(SHORT PROBLEM) Every entry must be given again exactly.

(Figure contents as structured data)

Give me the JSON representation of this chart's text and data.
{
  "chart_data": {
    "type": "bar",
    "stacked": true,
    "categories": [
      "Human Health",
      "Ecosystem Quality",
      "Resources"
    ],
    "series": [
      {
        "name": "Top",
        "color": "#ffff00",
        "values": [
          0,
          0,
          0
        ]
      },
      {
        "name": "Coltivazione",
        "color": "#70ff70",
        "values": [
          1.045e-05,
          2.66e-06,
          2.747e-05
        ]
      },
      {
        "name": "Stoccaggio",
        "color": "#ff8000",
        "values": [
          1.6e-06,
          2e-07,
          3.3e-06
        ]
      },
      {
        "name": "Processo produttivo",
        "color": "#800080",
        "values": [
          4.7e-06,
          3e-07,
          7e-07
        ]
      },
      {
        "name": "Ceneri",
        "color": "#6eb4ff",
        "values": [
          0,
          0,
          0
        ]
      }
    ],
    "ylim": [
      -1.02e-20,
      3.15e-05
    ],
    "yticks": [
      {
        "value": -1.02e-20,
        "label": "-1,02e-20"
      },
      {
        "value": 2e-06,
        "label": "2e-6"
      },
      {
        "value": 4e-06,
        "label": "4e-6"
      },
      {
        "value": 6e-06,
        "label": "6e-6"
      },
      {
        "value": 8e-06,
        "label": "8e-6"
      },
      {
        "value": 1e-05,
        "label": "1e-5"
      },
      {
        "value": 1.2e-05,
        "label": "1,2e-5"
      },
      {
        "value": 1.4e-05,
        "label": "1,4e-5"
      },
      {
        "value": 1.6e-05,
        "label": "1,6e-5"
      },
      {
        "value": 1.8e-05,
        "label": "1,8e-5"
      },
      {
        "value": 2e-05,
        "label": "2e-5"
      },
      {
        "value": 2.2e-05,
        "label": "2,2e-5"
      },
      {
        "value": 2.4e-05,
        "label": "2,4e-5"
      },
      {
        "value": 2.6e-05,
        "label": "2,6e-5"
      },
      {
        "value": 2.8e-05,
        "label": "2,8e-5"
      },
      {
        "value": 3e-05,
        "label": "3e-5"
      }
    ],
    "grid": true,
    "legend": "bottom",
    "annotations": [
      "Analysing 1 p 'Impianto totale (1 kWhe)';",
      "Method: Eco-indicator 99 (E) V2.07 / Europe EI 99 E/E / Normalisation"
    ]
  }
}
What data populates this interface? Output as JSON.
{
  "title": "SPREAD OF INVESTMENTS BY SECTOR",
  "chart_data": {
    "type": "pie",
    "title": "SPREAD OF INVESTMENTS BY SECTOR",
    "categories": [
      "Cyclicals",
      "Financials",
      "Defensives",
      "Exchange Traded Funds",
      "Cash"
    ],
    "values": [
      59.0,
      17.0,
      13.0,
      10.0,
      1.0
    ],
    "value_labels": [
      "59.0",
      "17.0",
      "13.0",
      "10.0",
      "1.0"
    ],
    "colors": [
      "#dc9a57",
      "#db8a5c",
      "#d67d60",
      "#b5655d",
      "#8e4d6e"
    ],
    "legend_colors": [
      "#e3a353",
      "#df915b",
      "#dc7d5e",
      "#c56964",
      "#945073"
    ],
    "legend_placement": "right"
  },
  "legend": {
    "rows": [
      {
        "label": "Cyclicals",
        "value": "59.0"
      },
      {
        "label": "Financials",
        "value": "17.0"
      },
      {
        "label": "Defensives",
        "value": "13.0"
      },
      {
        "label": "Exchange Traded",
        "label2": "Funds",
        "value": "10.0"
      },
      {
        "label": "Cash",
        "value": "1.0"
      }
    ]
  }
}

(COMPLETE RESPONSE)
Give me the JSON representation of this chart's text and data.
{
  "chart_data": {
    "type": "bar",
    "stacked": true,
    "categories": [
      "Human Health",
      "Ecosystem Quality",
      "Resources"
    ],
    "series": [
      {
        "name": "Top",
        "color": "#ffff00",
        "values": [
          0,
          0,
          0
        ]
      },
      {
        "name": "Coltivazione",
        "color": "#70ff70",
        "values": [
          1.045e-05,
          2.66e-06,
          2.747e-05
        ]
      },
      {
        "name": "Stoccaggio",
        "color": "#ff8000",
        "values": [
          1.6e-06,
          2e-07,
          3.3e-06
        ]
      },
      {
        "name": "Processo produttivo",
        "color": "#800080",
        "values": [
          4.7e-06,
          3e-07,
          7e-07
        ]
      },
      {
        "name": "Ceneri",
        "color": "#6eb4ff",
        "values": [
          0,
          0,
          0
        ]
      }
    ],
    "ylim": [
      -1.02e-20,
      3.15e-05
    ],
    "yticks": [
      {
        "value": -1.02e-20,
        "label": "-1,02e-20"
      },
      {
        "value": 2e-06,
        "label": "2e-6"
      },
      {
        "value": 4e-06,
        "label": "4e-6"
      },
      {
        "value": 6e-06,
        "label": "6e-6"
      },
      {
        "value": 8e-06,
        "label": "8e-6"
      },
      {
        "value": 1e-05,
        "label": "1e-5"
      },
      {
        "value": 1.2e-05,
        "label": "1,2e-5"
      },
      {
        "value": 1.4e-05,
        "label": "1,4e-5"
      },
      {
        "value": 1.6e-05,
        "label": "1,6e-5"
      },
      {
        "value": 1.8e-05,
        "label": "1,8e-5"
      },
      {
        "value": 2e-05,
        "label": "2e-5"
      },
      {
        "value": 2.2e-05,
        "label": "2,2e-5"
      },
      {
        "value": 2.4e-05,
        "label": "2,4e-5"
      },
      {
        "value": 2.6e-05,
        "label": "2,6e-5"
      },
      {
        "value": 2.8e-05,
        "label": "2,8e-5"
      },
      {
        "value": 3e-05,
        "label": "3e-5"
      }
    ],
    "grid": true,
    "legend": "bottom",
    "annotations": [
      "Analysing 1 p 'Impianto totale (1 kWhe)';",
      "Method: Eco-indicator 99 (E) V2.07 / Europe EI 99 E/E / Normalisation"
    ]
  }
}
What data populates this interface? Output as JSON.
{
  "title": "SPREAD OF INVESTMENTS BY SECTOR",
  "chart_data": {
    "type": "pie",
    "title": "SPREAD OF INVESTMENTS BY SECTOR",
    "categories": [
      "Cyclicals",
      "Financials",
      "Defensives",
      "Exchange Traded Funds",
      "Cash"
    ],
    "values": [
      59.0,
      17.0,
      13.0,
      10.0,
      1.0
    ],
    "value_labels": [
      "59.0",
      "17.0",
      "13.0",
      "10.0",
      "1.0"
    ],
    "colors": [
      "#dc9a57",
      "#db8a5c",
      "#d67d60",
      "#b5655d",
      "#8e4d6e"
    ],
    "legend_colors": [
      "#e3a353",
      "#df915b",
      "#dc7d5e",
      "#c56964",
      "#945073"
    ],
    "legend_placement": "right"
  },
  "legend": {
    "rows": [
      {
        "label": "Cyclicals",
        "value": "59.0"
      },
      {
        "label": "Financials",
        "value": "17.0"
      },
      {
        "label": "Defensives",
        "value": "13.0"
      },
      {
        "label": "Exchange Traded",
        "label2": "Funds",
        "value": "10.0"
      },
      {
        "label": "Cash",
        "value": "1.0"
      }
    ]
  }
}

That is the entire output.